Using the records below, copy out exactly the line that contains "What text is on this page?" and every line that follows it, up to and including the last, and no others.
_ _ _
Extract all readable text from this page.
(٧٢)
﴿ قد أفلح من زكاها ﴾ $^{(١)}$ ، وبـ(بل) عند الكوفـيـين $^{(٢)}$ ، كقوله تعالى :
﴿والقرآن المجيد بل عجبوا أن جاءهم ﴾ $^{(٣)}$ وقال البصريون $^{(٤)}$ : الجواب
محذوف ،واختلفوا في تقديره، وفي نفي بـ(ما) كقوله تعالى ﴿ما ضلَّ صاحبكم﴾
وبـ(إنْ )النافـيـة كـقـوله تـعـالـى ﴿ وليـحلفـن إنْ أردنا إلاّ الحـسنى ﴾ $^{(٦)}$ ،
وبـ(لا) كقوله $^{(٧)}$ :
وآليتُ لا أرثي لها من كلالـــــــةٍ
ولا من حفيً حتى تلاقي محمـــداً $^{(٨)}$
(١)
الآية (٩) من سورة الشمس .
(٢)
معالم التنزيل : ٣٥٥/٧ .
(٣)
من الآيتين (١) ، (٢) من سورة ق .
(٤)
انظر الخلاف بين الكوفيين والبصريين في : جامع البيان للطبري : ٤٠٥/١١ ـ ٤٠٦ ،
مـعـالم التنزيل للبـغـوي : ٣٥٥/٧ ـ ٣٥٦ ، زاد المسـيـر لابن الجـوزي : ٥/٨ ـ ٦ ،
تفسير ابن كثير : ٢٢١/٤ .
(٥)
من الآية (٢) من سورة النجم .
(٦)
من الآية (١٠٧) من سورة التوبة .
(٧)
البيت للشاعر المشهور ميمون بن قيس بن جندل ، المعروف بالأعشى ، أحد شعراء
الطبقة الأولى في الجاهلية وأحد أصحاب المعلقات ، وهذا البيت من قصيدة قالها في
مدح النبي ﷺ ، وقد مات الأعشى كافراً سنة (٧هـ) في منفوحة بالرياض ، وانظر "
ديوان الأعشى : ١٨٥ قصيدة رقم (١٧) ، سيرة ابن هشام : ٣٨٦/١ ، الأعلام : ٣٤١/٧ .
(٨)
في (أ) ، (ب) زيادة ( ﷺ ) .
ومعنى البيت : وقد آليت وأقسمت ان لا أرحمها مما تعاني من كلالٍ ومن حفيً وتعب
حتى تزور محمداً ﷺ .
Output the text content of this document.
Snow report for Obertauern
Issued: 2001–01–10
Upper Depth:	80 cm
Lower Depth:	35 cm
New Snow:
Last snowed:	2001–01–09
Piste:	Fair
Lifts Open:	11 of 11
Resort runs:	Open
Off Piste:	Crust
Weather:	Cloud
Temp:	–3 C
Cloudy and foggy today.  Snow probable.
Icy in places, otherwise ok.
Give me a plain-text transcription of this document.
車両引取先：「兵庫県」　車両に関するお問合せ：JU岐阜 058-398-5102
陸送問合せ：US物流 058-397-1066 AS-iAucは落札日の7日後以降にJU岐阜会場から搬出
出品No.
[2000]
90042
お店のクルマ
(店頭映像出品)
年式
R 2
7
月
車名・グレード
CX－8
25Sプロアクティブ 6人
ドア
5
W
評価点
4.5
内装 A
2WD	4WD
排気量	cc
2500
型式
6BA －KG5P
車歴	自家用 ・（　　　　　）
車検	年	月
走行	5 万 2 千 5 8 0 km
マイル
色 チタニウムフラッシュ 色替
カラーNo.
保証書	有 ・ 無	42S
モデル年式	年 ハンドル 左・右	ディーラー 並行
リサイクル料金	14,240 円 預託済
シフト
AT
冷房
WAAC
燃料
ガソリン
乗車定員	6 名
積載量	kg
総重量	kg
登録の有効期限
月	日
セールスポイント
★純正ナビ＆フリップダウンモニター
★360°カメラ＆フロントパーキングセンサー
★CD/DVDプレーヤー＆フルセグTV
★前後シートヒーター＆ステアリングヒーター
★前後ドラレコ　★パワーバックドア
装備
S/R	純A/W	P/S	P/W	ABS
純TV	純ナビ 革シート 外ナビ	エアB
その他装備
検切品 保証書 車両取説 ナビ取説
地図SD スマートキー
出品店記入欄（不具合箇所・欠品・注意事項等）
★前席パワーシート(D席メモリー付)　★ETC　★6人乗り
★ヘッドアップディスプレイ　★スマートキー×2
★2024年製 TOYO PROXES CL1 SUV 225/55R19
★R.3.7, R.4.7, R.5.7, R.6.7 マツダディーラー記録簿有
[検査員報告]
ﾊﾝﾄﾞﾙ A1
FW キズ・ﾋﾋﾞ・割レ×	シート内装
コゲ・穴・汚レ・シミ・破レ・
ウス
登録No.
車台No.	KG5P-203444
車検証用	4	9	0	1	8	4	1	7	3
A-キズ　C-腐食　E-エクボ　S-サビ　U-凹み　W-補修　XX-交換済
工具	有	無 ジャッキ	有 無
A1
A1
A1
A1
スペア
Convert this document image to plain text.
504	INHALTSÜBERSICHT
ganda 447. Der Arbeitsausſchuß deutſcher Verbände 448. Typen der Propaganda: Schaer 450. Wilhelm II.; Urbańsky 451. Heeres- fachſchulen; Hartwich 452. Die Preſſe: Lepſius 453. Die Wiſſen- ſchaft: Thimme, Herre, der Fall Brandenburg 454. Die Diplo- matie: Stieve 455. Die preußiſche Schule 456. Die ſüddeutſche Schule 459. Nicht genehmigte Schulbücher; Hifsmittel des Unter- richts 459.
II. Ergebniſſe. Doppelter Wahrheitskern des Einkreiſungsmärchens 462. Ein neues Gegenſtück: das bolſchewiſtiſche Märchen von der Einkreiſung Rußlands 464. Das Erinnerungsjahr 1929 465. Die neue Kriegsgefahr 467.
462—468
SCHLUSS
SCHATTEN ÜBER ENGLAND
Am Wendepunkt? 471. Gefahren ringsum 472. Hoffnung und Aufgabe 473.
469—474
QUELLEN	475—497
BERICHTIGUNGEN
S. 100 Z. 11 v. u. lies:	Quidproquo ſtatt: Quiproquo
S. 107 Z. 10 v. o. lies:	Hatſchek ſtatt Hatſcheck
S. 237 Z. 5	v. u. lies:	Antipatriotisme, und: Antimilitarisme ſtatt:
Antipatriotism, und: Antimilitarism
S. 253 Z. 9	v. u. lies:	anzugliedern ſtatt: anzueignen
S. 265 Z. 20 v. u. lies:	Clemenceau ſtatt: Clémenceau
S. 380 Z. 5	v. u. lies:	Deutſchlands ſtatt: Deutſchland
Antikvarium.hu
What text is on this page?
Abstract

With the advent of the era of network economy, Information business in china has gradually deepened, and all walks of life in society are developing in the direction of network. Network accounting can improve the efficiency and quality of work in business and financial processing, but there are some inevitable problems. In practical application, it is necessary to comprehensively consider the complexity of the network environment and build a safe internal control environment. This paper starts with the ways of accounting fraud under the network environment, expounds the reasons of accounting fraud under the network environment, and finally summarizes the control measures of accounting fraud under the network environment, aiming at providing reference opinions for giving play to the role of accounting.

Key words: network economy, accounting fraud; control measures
_ _ _
The response |
What text is on this page?
Abstract

With the advent of the era of network economy, Information business in china has gradually deepened, and all walks of life in society are developing in the direction of network. Network accounting can improve the efficiency and quality of work in business and financial processing, but there are some inevitable problems. In practical application, it is necessary to comprehensively consider the complexity of the network environment and build a safe internal control environment. This paper starts with the ways of accounting fraud under the network environment, expounds the reasons of accounting fraud under the network environment, and finally summarizes the control measures of accounting fraud under the network environment, aiming at providing reference opinions for giving play to the role of accounting.

Key words: network economy, accounting fraud; control measures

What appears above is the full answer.